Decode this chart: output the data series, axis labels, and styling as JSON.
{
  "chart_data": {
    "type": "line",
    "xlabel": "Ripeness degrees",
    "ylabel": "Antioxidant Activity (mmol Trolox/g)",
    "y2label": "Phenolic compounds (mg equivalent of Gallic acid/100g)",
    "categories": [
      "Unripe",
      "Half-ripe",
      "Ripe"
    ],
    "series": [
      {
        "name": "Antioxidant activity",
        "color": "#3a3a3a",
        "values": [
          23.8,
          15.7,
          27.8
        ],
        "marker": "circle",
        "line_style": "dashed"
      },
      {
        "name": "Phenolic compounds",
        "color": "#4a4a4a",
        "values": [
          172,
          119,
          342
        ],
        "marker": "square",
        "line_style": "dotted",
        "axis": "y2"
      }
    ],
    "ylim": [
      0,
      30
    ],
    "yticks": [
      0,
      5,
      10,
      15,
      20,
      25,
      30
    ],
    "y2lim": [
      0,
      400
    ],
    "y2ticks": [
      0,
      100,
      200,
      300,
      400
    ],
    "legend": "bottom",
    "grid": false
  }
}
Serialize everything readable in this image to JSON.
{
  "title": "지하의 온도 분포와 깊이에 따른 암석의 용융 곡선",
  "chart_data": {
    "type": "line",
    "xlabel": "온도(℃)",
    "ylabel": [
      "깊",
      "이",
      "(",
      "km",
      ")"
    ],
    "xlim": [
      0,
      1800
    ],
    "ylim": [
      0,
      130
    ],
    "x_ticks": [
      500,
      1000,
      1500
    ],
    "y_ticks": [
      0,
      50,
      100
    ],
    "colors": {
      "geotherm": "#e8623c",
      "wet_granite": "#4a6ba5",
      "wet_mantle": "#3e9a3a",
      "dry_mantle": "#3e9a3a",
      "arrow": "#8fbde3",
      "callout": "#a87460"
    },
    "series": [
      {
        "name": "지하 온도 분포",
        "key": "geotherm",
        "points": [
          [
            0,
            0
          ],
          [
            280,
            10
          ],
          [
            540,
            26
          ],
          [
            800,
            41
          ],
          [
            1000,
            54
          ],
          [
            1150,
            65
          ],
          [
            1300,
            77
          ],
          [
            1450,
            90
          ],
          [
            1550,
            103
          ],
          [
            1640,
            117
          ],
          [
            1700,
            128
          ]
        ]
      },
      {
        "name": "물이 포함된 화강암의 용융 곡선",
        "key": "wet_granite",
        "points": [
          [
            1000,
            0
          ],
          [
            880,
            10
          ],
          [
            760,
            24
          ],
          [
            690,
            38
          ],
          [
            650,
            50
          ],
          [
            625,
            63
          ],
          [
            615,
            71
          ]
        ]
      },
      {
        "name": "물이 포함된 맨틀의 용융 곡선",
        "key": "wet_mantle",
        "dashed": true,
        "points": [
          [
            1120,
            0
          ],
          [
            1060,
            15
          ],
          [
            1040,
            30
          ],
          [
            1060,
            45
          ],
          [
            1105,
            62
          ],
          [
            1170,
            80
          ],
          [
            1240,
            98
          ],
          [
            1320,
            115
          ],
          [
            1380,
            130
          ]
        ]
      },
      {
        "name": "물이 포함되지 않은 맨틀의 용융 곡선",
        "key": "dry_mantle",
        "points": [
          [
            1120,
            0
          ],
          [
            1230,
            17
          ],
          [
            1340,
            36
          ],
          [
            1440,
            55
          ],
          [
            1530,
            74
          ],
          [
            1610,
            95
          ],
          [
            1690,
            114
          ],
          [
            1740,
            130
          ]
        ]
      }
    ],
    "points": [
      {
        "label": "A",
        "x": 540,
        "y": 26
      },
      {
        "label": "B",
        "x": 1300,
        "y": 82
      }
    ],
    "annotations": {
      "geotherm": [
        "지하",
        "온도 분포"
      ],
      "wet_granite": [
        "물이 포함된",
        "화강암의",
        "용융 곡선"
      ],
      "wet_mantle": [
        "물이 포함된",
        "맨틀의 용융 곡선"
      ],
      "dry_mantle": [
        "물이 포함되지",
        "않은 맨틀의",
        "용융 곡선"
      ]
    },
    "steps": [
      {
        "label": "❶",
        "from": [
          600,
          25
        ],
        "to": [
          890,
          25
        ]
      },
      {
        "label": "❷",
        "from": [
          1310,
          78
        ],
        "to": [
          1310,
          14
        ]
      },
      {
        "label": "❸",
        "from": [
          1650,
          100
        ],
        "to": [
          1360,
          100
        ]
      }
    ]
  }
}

· · · · · · ·

EXERCISE AIM:
In the records shown above, how many lines include the word "Phenolic"? Answer with the number only.

EXERCISE OUTPUT:
2